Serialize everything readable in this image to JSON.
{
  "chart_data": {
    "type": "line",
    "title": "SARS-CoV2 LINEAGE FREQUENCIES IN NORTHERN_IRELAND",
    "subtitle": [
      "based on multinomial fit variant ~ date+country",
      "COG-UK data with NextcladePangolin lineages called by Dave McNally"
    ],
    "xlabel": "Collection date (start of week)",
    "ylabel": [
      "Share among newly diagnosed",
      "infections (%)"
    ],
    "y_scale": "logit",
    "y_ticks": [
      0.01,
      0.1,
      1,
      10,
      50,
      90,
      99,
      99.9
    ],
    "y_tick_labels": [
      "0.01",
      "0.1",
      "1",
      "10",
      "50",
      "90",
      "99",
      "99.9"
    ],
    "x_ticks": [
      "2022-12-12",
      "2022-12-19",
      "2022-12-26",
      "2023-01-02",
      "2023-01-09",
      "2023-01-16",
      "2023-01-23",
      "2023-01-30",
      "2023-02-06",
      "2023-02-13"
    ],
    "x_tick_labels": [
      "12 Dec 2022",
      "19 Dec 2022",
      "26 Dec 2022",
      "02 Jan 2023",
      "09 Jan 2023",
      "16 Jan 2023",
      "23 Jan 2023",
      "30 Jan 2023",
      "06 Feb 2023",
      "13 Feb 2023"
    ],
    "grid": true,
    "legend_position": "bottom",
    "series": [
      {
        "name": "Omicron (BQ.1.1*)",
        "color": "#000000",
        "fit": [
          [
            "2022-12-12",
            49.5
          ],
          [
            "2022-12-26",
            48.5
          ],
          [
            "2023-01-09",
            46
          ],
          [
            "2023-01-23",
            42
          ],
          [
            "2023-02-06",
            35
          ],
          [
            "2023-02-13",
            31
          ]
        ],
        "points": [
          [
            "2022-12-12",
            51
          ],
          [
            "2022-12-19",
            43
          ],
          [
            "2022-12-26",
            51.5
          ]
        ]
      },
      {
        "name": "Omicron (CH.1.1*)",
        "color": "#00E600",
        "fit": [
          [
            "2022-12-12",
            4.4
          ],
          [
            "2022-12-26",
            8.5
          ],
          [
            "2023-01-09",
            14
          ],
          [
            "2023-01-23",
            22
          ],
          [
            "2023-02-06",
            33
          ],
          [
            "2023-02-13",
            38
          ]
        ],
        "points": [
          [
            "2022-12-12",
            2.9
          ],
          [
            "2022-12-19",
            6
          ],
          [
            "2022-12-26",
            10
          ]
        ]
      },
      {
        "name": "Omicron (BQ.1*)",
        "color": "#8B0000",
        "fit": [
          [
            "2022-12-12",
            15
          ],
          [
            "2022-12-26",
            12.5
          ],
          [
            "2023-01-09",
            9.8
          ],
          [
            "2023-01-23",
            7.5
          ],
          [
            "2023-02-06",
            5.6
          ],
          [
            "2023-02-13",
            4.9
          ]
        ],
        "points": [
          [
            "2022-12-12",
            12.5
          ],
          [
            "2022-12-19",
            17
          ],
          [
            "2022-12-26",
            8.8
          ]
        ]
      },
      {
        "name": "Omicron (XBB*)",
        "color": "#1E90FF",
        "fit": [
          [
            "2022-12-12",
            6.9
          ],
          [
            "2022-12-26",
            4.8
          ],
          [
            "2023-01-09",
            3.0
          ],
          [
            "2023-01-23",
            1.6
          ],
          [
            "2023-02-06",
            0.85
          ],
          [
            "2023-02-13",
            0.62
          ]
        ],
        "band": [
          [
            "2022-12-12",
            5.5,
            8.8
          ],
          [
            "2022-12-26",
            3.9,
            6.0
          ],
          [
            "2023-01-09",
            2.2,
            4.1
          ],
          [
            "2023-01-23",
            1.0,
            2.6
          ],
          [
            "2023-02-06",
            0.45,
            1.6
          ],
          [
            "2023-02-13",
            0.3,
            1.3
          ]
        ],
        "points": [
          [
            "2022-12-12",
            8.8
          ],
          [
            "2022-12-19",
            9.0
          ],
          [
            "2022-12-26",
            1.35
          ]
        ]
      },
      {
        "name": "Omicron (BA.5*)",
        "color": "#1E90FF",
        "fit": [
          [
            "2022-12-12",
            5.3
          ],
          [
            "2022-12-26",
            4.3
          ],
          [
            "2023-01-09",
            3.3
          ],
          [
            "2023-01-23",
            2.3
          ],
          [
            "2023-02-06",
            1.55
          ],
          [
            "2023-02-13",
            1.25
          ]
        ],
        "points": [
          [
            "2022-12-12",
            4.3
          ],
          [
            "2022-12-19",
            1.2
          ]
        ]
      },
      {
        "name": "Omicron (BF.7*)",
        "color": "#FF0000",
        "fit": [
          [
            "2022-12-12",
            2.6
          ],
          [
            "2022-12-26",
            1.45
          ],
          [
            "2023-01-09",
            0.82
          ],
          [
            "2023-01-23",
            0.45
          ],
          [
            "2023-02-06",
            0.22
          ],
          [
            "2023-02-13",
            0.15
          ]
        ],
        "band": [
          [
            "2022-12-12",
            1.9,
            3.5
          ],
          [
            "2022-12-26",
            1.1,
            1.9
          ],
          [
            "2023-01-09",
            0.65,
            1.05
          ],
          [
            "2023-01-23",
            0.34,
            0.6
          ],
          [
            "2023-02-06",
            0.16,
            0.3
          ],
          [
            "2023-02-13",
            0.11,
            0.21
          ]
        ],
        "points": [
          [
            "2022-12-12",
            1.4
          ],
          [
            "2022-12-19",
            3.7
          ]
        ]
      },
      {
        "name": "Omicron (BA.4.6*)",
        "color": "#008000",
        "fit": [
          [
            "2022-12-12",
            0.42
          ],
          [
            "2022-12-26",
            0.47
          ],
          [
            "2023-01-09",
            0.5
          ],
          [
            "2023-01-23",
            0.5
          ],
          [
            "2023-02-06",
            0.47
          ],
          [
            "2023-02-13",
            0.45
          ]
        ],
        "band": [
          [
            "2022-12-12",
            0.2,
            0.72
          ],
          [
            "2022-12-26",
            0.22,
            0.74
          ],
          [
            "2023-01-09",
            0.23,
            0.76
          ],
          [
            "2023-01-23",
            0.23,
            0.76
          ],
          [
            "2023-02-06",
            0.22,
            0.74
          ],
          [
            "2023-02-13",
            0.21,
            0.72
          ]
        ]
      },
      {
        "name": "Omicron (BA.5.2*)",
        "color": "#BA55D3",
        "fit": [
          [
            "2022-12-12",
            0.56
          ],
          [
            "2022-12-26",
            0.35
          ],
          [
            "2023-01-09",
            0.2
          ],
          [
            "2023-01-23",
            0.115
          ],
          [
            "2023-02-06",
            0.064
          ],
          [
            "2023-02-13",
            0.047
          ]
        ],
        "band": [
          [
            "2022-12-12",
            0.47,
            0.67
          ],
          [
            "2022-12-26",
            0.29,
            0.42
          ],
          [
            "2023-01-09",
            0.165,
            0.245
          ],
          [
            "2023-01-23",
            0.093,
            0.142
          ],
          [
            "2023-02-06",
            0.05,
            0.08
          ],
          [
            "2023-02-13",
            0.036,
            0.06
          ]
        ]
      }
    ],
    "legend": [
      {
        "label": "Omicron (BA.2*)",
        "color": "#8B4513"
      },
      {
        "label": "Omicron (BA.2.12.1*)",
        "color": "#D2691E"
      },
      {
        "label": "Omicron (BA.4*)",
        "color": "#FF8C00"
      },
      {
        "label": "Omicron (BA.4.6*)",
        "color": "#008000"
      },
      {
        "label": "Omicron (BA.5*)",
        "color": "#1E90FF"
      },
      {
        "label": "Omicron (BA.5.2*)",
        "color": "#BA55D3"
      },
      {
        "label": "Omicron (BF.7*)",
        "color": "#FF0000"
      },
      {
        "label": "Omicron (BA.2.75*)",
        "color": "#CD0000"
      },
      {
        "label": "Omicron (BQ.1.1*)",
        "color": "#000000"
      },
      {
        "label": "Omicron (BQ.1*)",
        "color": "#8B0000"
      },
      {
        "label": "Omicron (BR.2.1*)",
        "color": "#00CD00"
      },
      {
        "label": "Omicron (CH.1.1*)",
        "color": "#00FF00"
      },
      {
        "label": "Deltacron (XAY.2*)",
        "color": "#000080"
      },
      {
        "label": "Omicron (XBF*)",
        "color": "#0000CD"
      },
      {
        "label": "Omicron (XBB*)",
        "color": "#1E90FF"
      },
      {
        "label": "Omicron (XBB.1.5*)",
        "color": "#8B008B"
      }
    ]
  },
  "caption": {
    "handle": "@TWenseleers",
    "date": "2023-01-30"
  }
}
-.-.-
Filter out all lines lacking the word "name" and copy the rest.

        "name": "Omicron (BQ.1.1*)",
        "name": "Omicron (CH.1.1*)",
        "name": "Omicron (BQ.1*)",
        "name": "Omicron (XBB*)",
        "name": "Omicron (BA.5*)",
        "name": "Omicron (BF.7*)",
        "name": "Omicron (BA.4.6*)",
        "name": "Omicron (BA.5.2*)",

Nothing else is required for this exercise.